This timing cover was not part of the original Quarter Scale design. From what I can tell from translating Gunnar's diary, it came into existence after he complained to the original designers that the engine needed a cover and that he intended to design one. The designers apparently agreed, designed one of their own, and sent him the drawing that I've been working from. This drawing was included as an addendum to the rest of the Quarter Scale documentation, and it's dated without revisions to the time Gunnar was working on this portion of his engine. Notes accompanying the drawing warn that the design is intended only as a suggestion, and modifications and individual fitting may be required. I did find it necessary to make a few changes; but, over all, the design seems pretty well thought out, and it's nicely integrated into the engine's overall design.
The three machined covers will be connected by four metal tubes in a close-fitting rigid assembly that must clear the chain. I focused only on the two upper covers at this time and will probably make the third one later along with the rest of the wheel case components.
The top covers were every bit as complicated to make as their drawings were for me to understand. Eight different set-ups were required to machine all the features on each cover. Construction began by contouring their outer peripheries from chunks of one inch aluminum. A clearance notch was then milled along one side of each cover in order to clear a flange on its head. It's important for the depths and angles of the holes that are drilled and counterbored for the interconnecting tubes to be spot-on so the three covers can properly mate up without interfering with the chain. I used a sine plate to set the head of my mill for these operations. Although I got the angles correct, I managed to scrap several hours of work when I reversed the two degree angled holes on both parts. These particular holes were a constant source of confusion for me since, to me, they always seemed to be going in the wrong direction.
──────────
Jobs:
1. Could you rewrite the listing, everything from its first line down to the line containing "input-source-III [99, 399, 999, 469]", with "cc-value" replaced by "correlation-value" and nothing else changed?
2. Can you extend the account of making the engine's timing covers, picking up after its last sentence?
──────────
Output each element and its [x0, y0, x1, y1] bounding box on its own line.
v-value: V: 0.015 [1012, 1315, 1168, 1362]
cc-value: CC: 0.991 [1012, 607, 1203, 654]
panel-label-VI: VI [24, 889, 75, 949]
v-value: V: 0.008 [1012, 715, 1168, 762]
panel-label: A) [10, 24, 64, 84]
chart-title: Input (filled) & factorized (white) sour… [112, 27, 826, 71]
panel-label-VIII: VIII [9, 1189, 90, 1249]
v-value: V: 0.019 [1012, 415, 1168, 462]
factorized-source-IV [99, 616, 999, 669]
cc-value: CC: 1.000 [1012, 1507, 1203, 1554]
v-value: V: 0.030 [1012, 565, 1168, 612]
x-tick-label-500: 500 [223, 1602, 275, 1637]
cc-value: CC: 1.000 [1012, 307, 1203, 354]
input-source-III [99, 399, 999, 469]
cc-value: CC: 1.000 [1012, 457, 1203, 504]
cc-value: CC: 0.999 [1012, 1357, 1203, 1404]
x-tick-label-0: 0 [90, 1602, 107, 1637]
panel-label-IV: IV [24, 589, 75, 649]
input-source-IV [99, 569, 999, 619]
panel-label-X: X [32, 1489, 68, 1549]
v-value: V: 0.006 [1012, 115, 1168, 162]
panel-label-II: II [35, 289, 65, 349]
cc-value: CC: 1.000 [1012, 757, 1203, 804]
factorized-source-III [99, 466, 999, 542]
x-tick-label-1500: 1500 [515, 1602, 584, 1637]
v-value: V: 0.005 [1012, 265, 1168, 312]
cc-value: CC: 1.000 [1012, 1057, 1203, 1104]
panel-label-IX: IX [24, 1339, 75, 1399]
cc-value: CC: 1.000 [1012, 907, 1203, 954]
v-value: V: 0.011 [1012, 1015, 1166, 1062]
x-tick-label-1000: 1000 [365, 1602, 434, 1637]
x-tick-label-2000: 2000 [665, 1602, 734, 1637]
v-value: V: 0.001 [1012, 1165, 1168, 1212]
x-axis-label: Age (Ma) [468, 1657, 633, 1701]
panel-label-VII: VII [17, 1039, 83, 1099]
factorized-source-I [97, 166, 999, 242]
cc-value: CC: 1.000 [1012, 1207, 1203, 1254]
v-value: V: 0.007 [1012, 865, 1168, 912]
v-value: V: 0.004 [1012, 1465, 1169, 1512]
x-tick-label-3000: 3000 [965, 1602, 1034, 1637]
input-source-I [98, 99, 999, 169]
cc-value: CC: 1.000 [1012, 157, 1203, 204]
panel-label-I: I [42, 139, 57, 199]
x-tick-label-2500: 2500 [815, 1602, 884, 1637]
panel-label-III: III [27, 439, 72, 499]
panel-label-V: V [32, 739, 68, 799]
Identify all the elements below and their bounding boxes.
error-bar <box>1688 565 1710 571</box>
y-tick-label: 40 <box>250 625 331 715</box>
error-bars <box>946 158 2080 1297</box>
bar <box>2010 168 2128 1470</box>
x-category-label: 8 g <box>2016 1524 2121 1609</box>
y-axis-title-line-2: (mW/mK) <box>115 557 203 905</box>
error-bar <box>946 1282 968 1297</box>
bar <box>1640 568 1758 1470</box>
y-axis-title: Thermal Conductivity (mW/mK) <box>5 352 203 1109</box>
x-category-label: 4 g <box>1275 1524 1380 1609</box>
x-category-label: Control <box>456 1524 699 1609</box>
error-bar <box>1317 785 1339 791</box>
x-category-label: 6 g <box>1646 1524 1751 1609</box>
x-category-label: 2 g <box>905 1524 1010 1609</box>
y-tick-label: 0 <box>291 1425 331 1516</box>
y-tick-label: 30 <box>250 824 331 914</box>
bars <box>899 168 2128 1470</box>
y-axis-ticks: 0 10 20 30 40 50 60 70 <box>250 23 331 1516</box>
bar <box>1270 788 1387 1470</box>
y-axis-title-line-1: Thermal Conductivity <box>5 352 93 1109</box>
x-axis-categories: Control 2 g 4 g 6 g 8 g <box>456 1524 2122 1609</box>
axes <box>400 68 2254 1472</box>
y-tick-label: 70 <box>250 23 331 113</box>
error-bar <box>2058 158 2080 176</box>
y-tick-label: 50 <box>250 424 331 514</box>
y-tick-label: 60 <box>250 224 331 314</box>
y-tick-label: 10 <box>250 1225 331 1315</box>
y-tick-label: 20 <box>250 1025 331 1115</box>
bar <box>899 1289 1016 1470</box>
──────────
Exercise results:
1.
Output each element and its [x0, y0, x1, y1] bounding box on its own line.
v-value: V: 0.015 [1012, 1315, 1168, 1362]
correlation-value: CC: 0.991 [1012, 607, 1203, 654]
panel-label-VI: VI [24, 889, 75, 949]
v-value: V: 0.008 [1012, 715, 1168, 762]
panel-label: A) [10, 24, 64, 84]
chart-title: Input (filled) & factorized (white) sour… [112, 27, 826, 71]
panel-label-VIII: VIII [9, 1189, 90, 1249]
v-value: V: 0.019 [1012, 415, 1168, 462]
factorized-source-IV [99, 616, 999, 669]
correlation-value: CC: 1.000 [1012, 1507, 1203, 1554]
v-value: V: 0.030 [1012, 565, 1168, 612]
x-tick-label-500: 500 [223, 1602, 275, 1637]
correlation-value: CC: 1.000 [1012, 307, 1203, 354]
input-source-III [99, 399, 999, 469]

2.
After re-drilling the holes in a pair of new parts I milled the shallow rectangular pocket in the top of each part which allowed me to compare the drilled hole intersections with those in my CAD drawing. When the intersections didn't match I realized the first two parts were actually correct after all. I exchanged my two new workpieces for the pair I had thrown into my scrap pile and continued on, hoping the brain cobwebs would soon clear.
The next step was to machine the clearance pockets for the cam drive sprockets. These pockets are contoured to fit very closely to the diameter of the sprocket with its chain. My piece of NOS chain had arrived while we were on our trip, and so I was able to use it later to check the clearances. I set the first cover up on my lathe faceplate in order to bore the pockets, but while I was trying to make up a one-off boring bar I decided to CNC the pockets using an ordinary end mill on my Tormach. The pockets came out looking great, but the end mill's diameter reduced the clearance to the chain a little more.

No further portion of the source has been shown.